----- Records to use -----
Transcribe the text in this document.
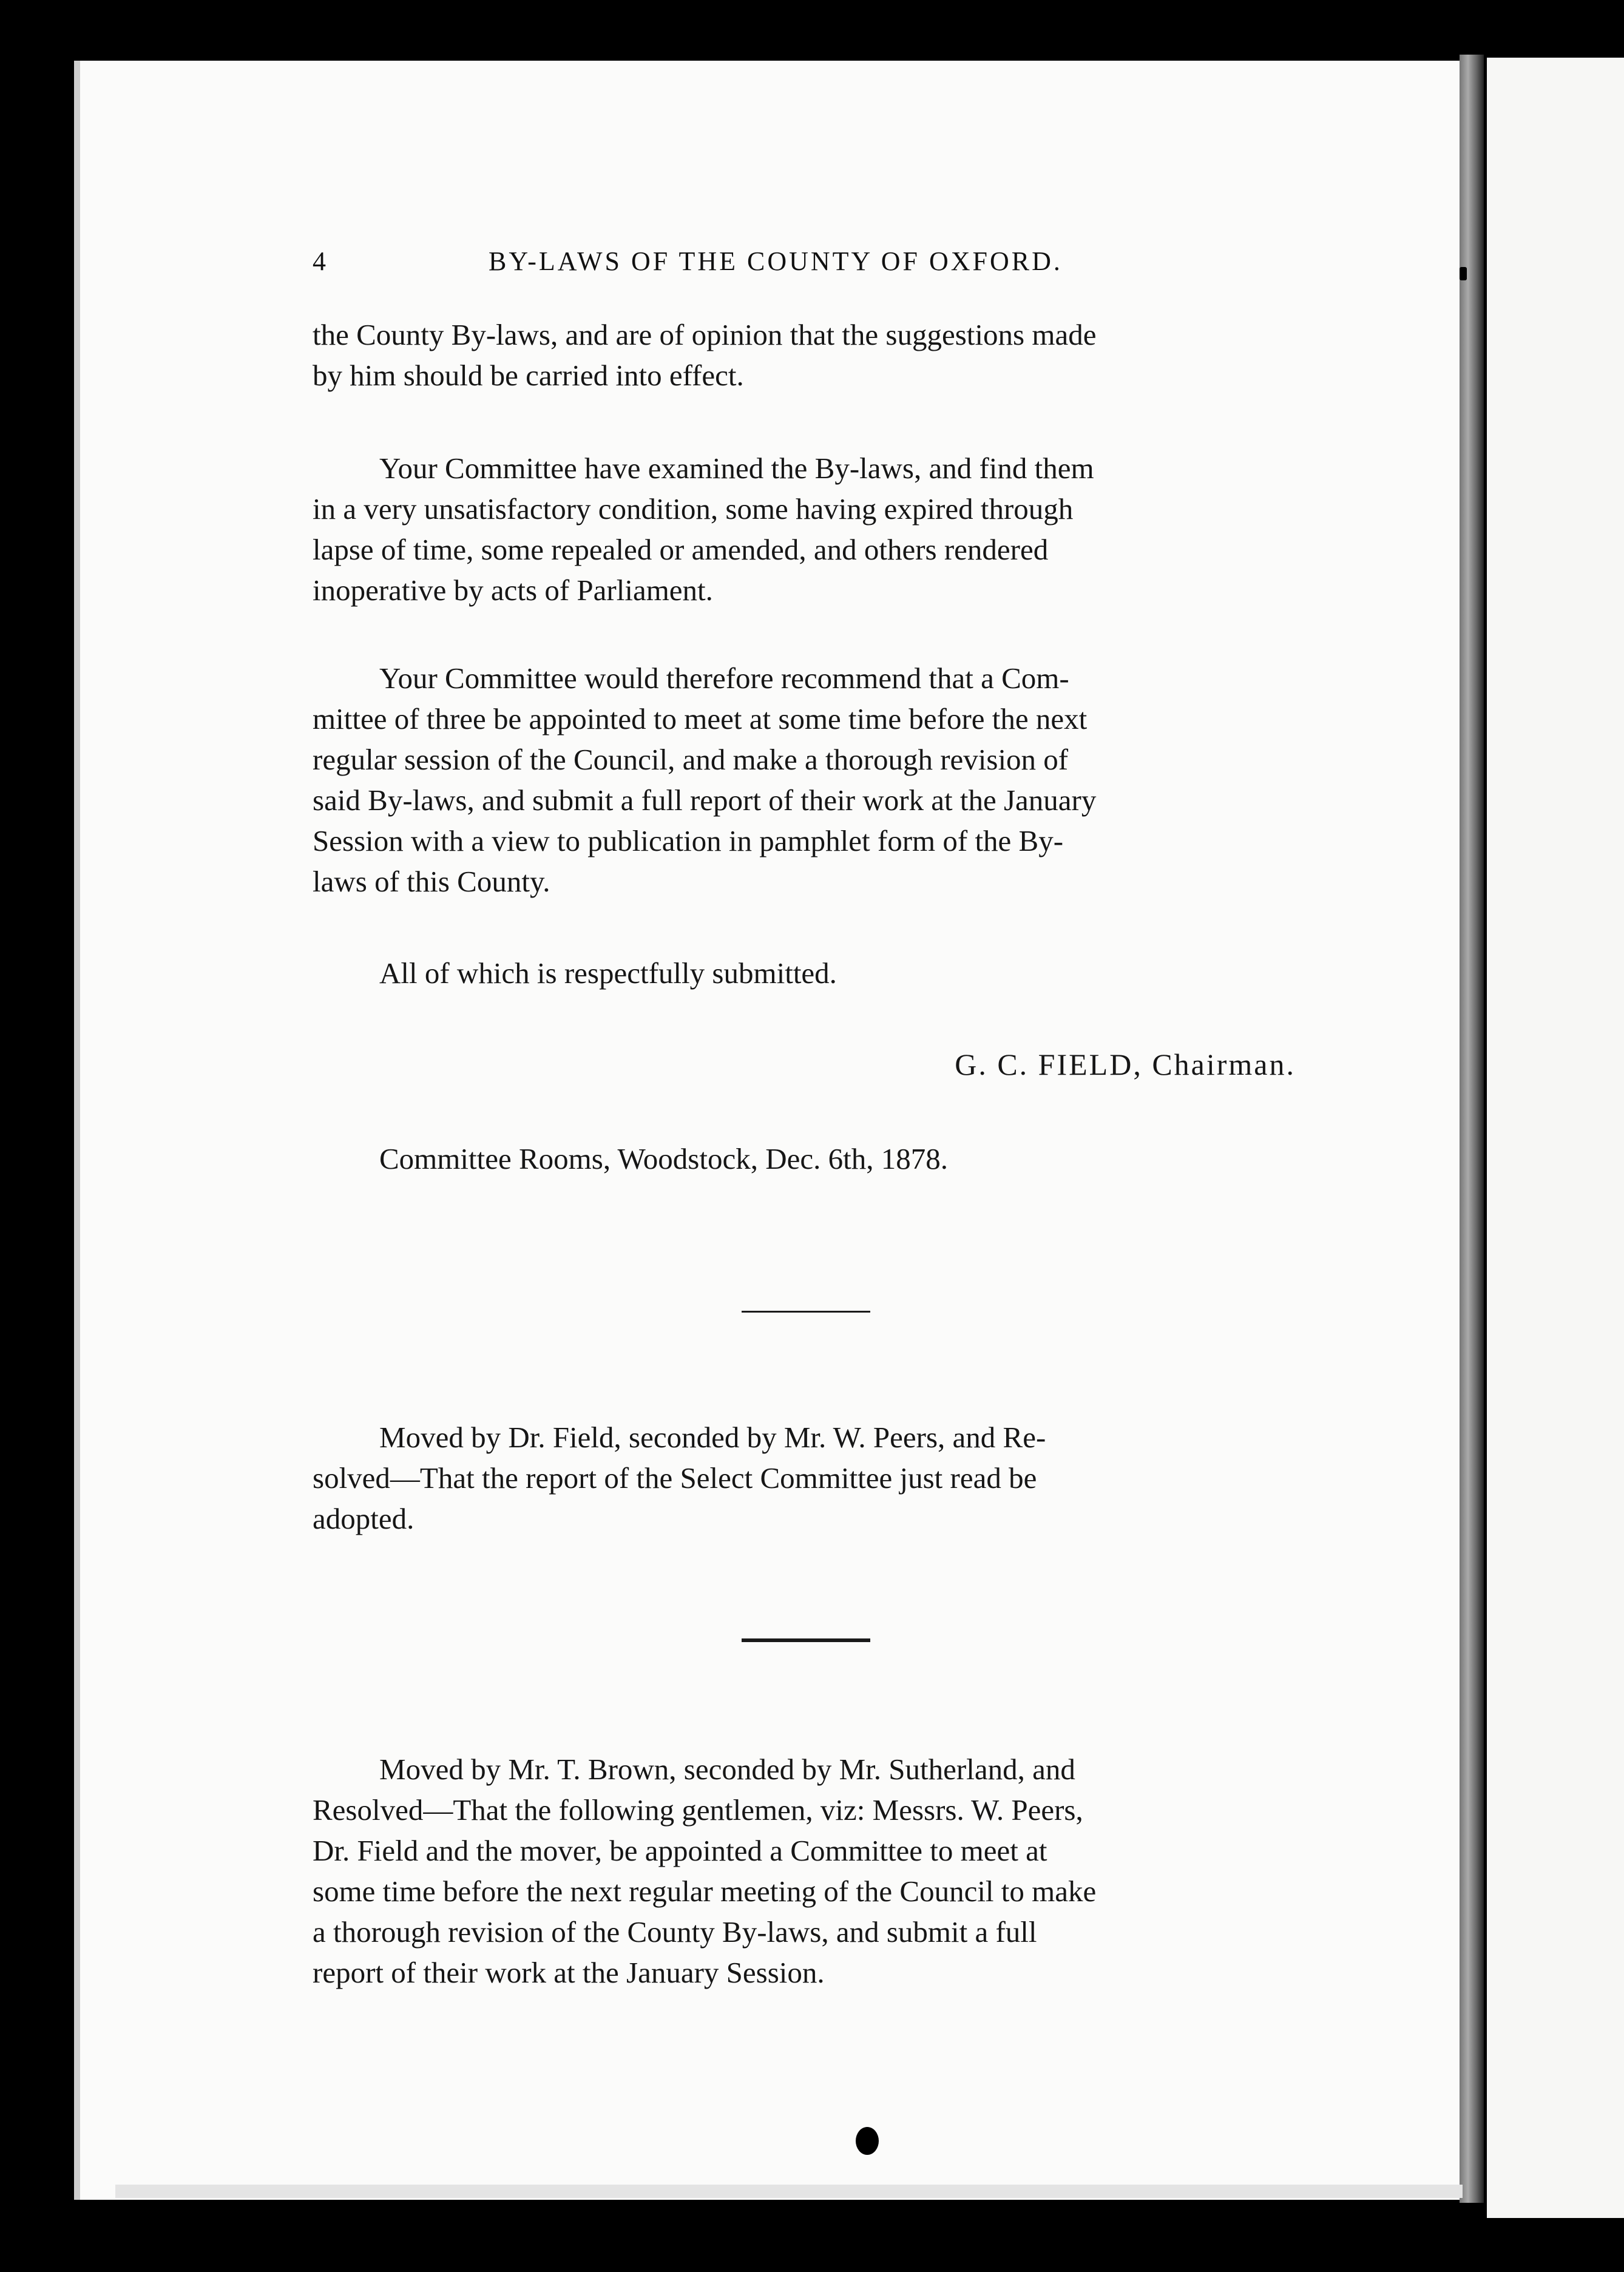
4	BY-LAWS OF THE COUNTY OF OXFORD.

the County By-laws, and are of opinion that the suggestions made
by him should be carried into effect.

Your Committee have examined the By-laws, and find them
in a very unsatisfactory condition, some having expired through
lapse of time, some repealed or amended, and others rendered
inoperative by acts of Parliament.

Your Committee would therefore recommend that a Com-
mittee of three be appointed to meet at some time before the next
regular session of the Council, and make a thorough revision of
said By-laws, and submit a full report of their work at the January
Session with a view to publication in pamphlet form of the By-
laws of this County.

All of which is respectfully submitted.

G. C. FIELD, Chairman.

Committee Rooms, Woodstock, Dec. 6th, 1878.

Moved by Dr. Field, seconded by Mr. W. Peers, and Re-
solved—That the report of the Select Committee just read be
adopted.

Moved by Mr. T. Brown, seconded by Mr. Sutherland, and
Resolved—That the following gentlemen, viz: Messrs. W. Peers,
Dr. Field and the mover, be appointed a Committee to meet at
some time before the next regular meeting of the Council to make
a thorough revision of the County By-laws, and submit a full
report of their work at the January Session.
-----
----- Records to use -----
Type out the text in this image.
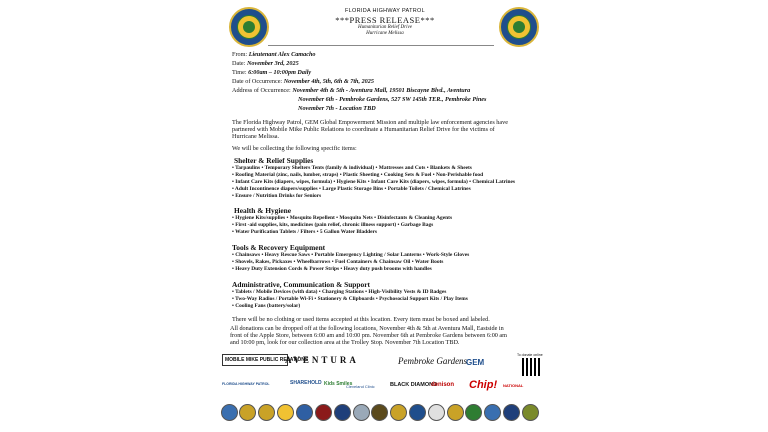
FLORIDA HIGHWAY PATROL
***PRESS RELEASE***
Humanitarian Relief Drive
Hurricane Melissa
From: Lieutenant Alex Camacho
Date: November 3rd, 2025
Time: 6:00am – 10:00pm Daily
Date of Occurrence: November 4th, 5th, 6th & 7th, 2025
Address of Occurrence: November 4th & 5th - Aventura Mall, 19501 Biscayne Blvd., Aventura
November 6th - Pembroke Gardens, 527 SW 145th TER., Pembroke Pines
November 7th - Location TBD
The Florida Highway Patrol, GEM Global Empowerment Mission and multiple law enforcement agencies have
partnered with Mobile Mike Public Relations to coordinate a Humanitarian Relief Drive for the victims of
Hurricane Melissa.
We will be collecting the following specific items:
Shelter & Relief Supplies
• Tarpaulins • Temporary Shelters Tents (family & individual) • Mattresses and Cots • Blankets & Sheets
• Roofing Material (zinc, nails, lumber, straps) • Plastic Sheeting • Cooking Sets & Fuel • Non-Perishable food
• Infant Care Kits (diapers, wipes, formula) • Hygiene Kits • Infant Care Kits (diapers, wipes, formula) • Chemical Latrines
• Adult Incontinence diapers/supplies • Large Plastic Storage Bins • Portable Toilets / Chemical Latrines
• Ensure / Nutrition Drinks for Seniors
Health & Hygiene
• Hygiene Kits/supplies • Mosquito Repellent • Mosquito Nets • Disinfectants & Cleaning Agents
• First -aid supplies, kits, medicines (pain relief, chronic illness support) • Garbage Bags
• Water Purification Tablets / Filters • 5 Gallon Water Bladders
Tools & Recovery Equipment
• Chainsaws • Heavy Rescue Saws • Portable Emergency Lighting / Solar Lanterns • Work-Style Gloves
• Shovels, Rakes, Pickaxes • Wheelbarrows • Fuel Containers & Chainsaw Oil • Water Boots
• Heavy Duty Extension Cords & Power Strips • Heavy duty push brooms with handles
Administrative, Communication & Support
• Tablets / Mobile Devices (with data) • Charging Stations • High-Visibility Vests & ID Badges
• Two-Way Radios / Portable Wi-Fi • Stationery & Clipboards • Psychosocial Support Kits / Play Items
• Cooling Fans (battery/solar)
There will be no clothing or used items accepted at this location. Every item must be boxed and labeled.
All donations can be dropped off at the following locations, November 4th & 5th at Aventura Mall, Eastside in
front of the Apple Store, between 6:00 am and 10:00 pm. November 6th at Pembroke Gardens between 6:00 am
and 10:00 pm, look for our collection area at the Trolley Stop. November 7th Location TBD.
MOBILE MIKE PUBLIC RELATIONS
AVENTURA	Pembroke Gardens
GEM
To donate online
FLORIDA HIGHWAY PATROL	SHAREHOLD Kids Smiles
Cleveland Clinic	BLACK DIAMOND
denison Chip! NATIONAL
-----
----- Records to use -----
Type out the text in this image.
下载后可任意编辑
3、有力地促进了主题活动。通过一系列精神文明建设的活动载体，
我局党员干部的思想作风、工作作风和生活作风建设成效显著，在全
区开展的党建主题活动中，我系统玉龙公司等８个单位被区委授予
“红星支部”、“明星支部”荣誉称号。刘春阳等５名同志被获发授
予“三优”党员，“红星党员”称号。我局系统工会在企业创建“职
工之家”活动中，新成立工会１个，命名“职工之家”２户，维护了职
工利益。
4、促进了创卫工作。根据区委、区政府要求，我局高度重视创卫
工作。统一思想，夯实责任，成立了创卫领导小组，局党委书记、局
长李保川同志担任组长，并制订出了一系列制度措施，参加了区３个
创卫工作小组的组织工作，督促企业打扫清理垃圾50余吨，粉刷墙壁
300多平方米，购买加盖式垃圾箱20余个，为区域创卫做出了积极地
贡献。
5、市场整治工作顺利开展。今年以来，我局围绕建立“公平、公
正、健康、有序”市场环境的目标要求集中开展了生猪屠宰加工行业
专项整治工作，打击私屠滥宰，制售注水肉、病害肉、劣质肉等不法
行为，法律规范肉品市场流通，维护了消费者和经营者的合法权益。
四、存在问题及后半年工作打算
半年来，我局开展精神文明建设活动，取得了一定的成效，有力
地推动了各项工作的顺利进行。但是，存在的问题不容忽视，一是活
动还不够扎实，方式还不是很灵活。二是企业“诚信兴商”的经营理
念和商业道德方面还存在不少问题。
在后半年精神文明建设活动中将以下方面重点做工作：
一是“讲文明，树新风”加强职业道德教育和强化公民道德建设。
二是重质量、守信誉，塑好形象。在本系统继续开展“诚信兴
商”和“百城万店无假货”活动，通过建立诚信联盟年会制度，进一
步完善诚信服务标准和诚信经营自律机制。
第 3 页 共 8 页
-----
- **Aim**
What is the number of lines containing "Melissa"? Give that number only.

- **Output for this exercise**
2